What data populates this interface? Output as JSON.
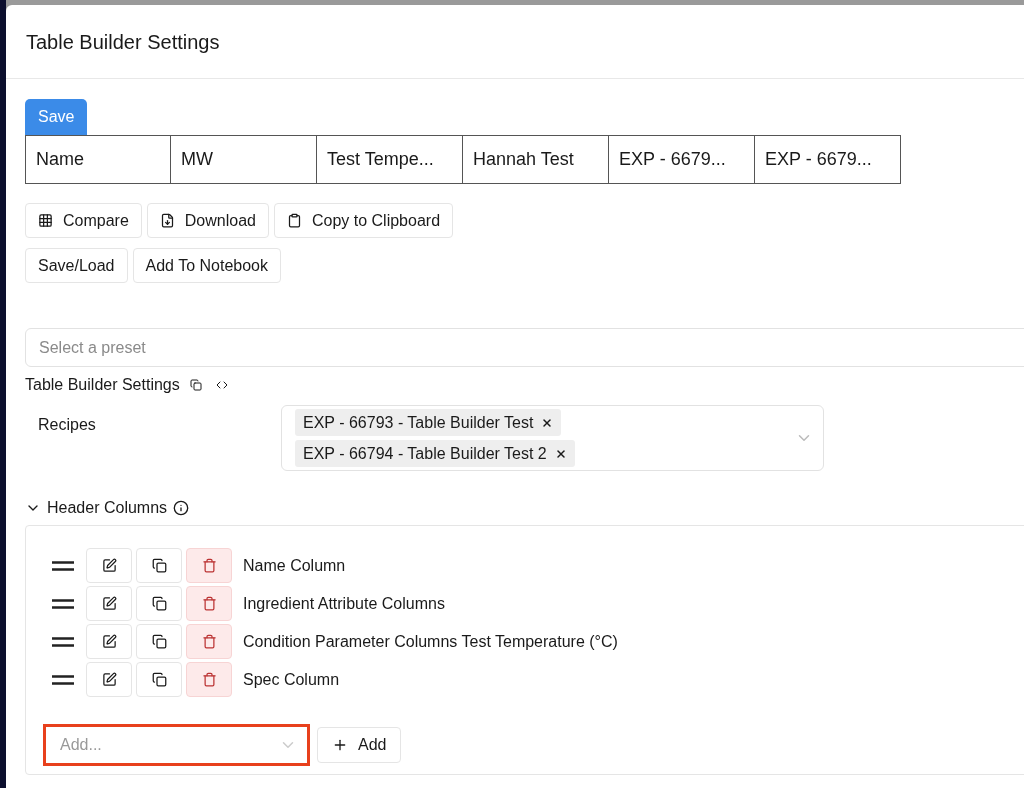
{
  "dialog": {
    "title": "Table Builder Settings"
  },
  "save_button": "Save",
  "preview_table": {
    "columns": [
      "Name",
      "MW",
      "Test Tempe...",
      "Hannah Test",
      "EXP - 6679...",
      "EXP - 6679..."
    ]
  },
  "actions": [
    {
      "label": "Compare",
      "kind": "grid"
    },
    {
      "label": "Download",
      "kind": "download"
    },
    {
      "label": "Copy to Clipboard",
      "kind": "clipboard"
    },
    {
      "label": "Save/Load",
      "kind": "plain"
    },
    {
      "label": "Add To Notebook",
      "kind": "plain"
    }
  ],
  "preset": {
    "placeholder": "Select a preset"
  },
  "settings": {
    "title": "Table Builder Settings",
    "recipes": {
      "label": "Recipes",
      "chips": [
        "EXP - 66793 - Table Builder Test",
        "EXP - 66794 - Table Builder Test 2"
      ]
    },
    "header_columns": {
      "title": "Header Columns",
      "expanded": true,
      "items": [
        {
          "label": "Name Column"
        },
        {
          "label": "Ingredient Attribute Columns"
        },
        {
          "label": "Condition Parameter Columns Test Temperature (°C)"
        },
        {
          "label": "Spec Column"
        }
      ],
      "add_field": {
        "placeholder": "Add...",
        "highlighted": true
      },
      "add_button": "Add"
    }
  }
}
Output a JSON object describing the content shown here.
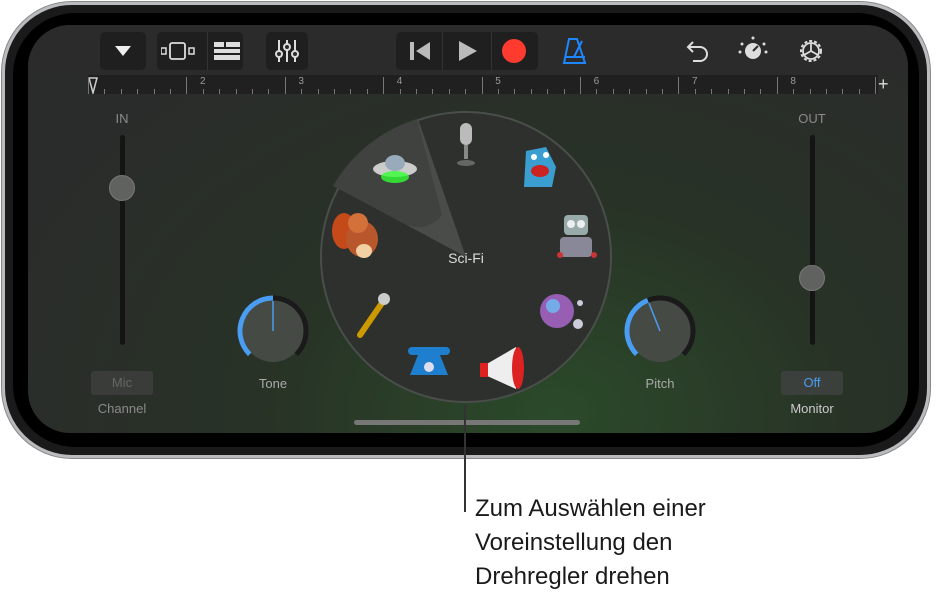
{
  "toolbar": {
    "buttons": [
      "browser-dropdown",
      "tracks-view",
      "mixer-list",
      "controls",
      "rewind",
      "play",
      "record",
      "metronome",
      "undo",
      "master-effects",
      "settings"
    ],
    "record_color": "#ff3b30",
    "metronome_color": "#1e86ff"
  },
  "ruler": {
    "bars": [
      "2",
      "3",
      "4",
      "5",
      "6",
      "7",
      "8"
    ],
    "add_label": "+"
  },
  "input": {
    "label": "IN",
    "level": 0.25,
    "channel_button": "Mic",
    "channel_label": "Channel"
  },
  "output": {
    "label": "OUT",
    "level": 0.68,
    "monitor_button": "Off",
    "monitor_label": "Monitor"
  },
  "knobs": {
    "tone": {
      "label": "Tone",
      "value": 0.5
    },
    "pitch": {
      "label": "Pitch",
      "value": 0.42
    }
  },
  "dial": {
    "selected": "Sci-Fi",
    "presets": [
      "Sci-Fi",
      "Microphone",
      "Monster",
      "Robot",
      "Bubbles",
      "Megaphone",
      "Telephone",
      "Small Mic",
      "Chipmunk"
    ]
  },
  "callout": {
    "lines": [
      "Zum Auswählen einer",
      "Voreinstellung den",
      "Drehregler drehen"
    ]
  },
  "accent": "#4a9df0"
}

• What needs to be done:
Your task is an exact transcription of all the data, minus the pictures.

• Task response:
What data populates this interface? Output as JSON.
{
  "dialog": {
    "title": "Table Builder Settings"
  },
  "save_button": "Save",
  "preview_table": {
    "columns": [
      "Name",
      "MW",
      "Test Tempe...",
      "Hannah Test",
      "EXP - 6679...",
      "EXP - 6679..."
    ]
  },
  "actions": [
    {
      "label": "Compare",
      "kind": "grid"
    },
    {
      "label": "Download",
      "kind": "download"
    },
    {
      "label": "Copy to Clipboard",
      "kind": "clipboard"
    },
    {
      "label": "Save/Load",
      "kind": "plain"
    },
    {
      "label": "Add To Notebook",
      "kind": "plain"
    }
  ],
  "preset": {
    "placeholder": "Select a preset"
  },
  "settings": {
    "title": "Table Builder Settings",
    "recipes": {
      "label": "Recipes",
      "chips": [
        "EXP - 66793 - Table Builder Test",
        "EXP - 66794 - Table Builder Test 2"
      ]
    },
    "header_columns": {
      "title": "Header Columns",
      "expanded": true,
      "items": [
        {
          "label": "Name Column"
        },
        {
          "label": "Ingredient Attribute Columns"
        },
        {
          "label": "Condition Parameter Columns Test Temperature (°C)"
        },
        {
          "label": "Spec Column"
        }
      ],
      "add_field": {
        "placeholder": "Add...",
        "highlighted": true
      },
      "add_button": "Add"
    }
  }
}
Output a JSON object describing the content shown here.
{
  "toolbar": {
    "buttons": [
      "browser-dropdown",
      "tracks-view",
      "mixer-list",
      "controls",
      "rewind",
      "play",
      "record",
      "metronome",
      "undo",
      "master-effects",
      "settings"
    ],
    "record_color": "#ff3b30",
    "metronome_color": "#1e86ff"
  },
  "ruler": {
    "bars": [
      "2",
      "3",
      "4",
      "5",
      "6",
      "7",
      "8"
    ],
    "add_label": "+"
  },
  "input": {
    "label": "IN",
    "level": 0.25,
    "channel_button": "Mic",
    "channel_label": "Channel"
  },
  "output": {
    "label": "OUT",
    "level": 0.68,
    "monitor_button": "Off",
    "monitor_label": "Monitor"
  },
  "knobs": {
    "tone": {
      "label": "Tone",
      "value": 0.5
    },
    "pitch": {
      "label": "Pitch",
      "value": 0.42
    }
  },
  "dial": {
    "selected": "Sci-Fi",
    "presets": [
      "Sci-Fi",
      "Microphone",
      "Monster",
      "Robot",
      "Bubbles",
      "Megaphone",
      "Telephone",
      "Small Mic",
      "Chipmunk"
    ]
  },
  "callout": {
    "lines": [
      "Zum Auswählen einer",
      "Voreinstellung den",
      "Drehregler drehen"
    ]
  },
  "accent": "#4a9df0"
}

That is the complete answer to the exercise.